SET TASK: Return all lines with the word "this" in them.
:: EXERCISE INPUT ::
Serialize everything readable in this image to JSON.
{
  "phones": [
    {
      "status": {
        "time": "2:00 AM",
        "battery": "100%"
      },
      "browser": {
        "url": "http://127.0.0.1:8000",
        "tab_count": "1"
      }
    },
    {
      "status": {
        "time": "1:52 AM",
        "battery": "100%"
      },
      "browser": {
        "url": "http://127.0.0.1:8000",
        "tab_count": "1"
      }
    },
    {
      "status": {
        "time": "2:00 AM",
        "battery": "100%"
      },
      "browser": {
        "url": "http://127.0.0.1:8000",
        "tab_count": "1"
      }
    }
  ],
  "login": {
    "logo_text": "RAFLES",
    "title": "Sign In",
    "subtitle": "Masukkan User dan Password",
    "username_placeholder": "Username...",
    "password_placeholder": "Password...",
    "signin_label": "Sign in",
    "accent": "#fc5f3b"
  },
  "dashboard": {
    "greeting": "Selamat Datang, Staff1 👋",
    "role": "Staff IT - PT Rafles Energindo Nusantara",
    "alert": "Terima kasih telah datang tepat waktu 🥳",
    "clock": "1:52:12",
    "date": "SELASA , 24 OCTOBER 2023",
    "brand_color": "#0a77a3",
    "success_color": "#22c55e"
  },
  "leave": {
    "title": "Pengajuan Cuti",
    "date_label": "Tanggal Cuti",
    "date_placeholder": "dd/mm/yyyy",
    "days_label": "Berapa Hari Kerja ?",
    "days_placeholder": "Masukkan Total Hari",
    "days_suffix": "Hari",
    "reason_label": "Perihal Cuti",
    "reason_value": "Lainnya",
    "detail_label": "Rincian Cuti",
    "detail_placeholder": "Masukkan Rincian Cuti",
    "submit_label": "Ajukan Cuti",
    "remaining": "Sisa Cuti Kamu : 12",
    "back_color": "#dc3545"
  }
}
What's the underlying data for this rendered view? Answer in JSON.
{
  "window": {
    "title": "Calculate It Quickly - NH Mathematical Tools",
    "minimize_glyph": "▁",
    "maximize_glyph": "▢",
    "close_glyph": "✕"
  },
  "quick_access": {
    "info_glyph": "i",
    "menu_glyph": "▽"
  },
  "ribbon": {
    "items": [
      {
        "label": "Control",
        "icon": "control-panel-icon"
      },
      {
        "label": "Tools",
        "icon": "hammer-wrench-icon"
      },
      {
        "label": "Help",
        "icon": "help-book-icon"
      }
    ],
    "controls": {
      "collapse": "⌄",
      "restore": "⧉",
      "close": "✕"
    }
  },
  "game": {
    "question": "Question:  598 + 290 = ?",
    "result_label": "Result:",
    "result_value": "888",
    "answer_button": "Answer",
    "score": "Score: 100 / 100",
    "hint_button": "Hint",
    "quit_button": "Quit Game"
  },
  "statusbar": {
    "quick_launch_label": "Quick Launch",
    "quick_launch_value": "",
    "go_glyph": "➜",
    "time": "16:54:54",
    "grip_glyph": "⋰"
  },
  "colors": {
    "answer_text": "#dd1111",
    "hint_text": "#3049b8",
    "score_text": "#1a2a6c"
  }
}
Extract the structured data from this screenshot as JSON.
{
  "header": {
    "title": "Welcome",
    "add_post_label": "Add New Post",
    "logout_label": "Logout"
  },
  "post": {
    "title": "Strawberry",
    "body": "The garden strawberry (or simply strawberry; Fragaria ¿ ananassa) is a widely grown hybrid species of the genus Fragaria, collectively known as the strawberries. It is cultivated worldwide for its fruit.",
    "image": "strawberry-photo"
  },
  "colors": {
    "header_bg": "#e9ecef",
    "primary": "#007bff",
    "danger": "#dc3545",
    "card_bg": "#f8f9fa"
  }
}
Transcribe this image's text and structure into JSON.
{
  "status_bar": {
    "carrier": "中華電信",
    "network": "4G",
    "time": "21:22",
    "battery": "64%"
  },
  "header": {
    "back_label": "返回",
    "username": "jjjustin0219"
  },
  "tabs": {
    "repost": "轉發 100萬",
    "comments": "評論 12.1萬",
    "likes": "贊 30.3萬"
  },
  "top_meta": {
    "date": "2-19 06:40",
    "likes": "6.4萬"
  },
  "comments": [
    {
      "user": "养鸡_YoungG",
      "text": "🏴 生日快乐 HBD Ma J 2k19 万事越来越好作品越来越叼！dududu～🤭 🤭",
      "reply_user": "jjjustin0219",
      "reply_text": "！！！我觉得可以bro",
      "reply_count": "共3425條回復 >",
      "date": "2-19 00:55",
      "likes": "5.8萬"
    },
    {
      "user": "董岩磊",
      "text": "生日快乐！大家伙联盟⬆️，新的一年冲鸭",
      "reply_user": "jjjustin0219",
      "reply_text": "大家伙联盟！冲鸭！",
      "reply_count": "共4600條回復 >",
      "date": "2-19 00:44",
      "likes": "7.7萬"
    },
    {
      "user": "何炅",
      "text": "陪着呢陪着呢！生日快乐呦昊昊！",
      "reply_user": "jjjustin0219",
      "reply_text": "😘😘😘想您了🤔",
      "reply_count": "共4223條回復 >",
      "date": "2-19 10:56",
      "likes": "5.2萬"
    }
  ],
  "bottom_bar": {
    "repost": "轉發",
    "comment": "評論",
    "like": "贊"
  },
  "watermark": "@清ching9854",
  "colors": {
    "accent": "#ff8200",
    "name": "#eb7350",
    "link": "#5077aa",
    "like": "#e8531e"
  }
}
:::
EXERCISE ANSWER:
Serialize everything readable in this image to JSON.
What's the underlying data for this rendered view? Answer in JSON.
Extract the structured data from this screenshot as JSON.
Transcribe this image's text and structure into JSON.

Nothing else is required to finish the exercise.